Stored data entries
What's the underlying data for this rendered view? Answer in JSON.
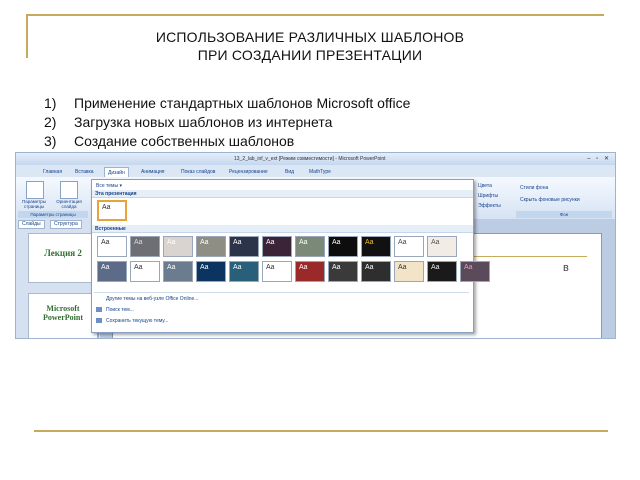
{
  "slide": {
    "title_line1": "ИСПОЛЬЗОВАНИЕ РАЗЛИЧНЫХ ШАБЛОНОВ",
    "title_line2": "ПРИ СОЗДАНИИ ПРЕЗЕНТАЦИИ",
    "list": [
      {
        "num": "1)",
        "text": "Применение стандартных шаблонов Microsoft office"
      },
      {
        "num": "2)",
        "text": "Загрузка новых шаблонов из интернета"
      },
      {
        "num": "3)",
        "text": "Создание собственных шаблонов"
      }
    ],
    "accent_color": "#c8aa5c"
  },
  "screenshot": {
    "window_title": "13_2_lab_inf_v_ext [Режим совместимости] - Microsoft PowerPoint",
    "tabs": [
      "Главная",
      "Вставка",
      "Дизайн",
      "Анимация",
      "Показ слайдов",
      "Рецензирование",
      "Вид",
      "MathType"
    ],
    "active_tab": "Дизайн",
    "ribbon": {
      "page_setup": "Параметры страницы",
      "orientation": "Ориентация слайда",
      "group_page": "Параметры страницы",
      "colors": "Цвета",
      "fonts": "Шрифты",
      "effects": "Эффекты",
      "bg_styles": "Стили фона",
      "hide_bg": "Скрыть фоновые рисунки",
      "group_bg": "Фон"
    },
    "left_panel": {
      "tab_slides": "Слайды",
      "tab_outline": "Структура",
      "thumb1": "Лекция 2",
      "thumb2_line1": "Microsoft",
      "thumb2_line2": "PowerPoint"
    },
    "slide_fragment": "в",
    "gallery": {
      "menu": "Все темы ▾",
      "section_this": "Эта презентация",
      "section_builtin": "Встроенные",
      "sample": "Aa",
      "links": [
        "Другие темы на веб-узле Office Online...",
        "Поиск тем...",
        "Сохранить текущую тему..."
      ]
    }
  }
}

◆ Instruction:
Set down all the entries exactly as they appear, but skip any pictures.

◆ Answer for this exercise:
What's the underlying data for this rendered view? Answer in JSON.
{
  "slide": {
    "title_line1": "ИСПОЛЬЗОВАНИЕ РАЗЛИЧНЫХ ШАБЛОНОВ",
    "title_line2": "ПРИ СОЗДАНИИ ПРЕЗЕНТАЦИИ",
    "list": [
      {
        "num": "1)",
        "text": "Применение стандартных шаблонов Microsoft office"
      },
      {
        "num": "2)",
        "text": "Загрузка новых шаблонов из интернета"
      },
      {
        "num": "3)",
        "text": "Создание собственных шаблонов"
      }
    ],
    "accent_color": "#c8aa5c"
  },
  "screenshot": {
    "window_title": "13_2_lab_inf_v_ext [Режим совместимости] - Microsoft PowerPoint",
    "tabs": [
      "Главная",
      "Вставка",
      "Дизайн",
      "Анимация",
      "Показ слайдов",
      "Рецензирование",
      "Вид",
      "MathType"
    ],
    "active_tab": "Дизайн",
    "ribbon": {
      "page_setup": "Параметры страницы",
      "orientation": "Ориентация слайда",
      "group_page": "Параметры страницы",
      "colors": "Цвета",
      "fonts": "Шрифты",
      "effects": "Эффекты",
      "bg_styles": "Стили фона",
      "hide_bg": "Скрыть фоновые рисунки",
      "group_bg": "Фон"
    },
    "left_panel": {
      "tab_slides": "Слайды",
      "tab_outline": "Структура",
      "thumb1": "Лекция 2",
      "thumb2_line1": "Microsoft",
      "thumb2_line2": "PowerPoint"
    },
    "slide_fragment": "в",
    "gallery": {
      "menu": "Все темы ▾",
      "section_this": "Эта презентация",
      "section_builtin": "Встроенные",
      "sample": "Aa",
      "links": [
        "Другие темы на веб-узле Office Online...",
        "Поиск тем...",
        "Сохранить текущую тему..."
      ]
    }
  }
}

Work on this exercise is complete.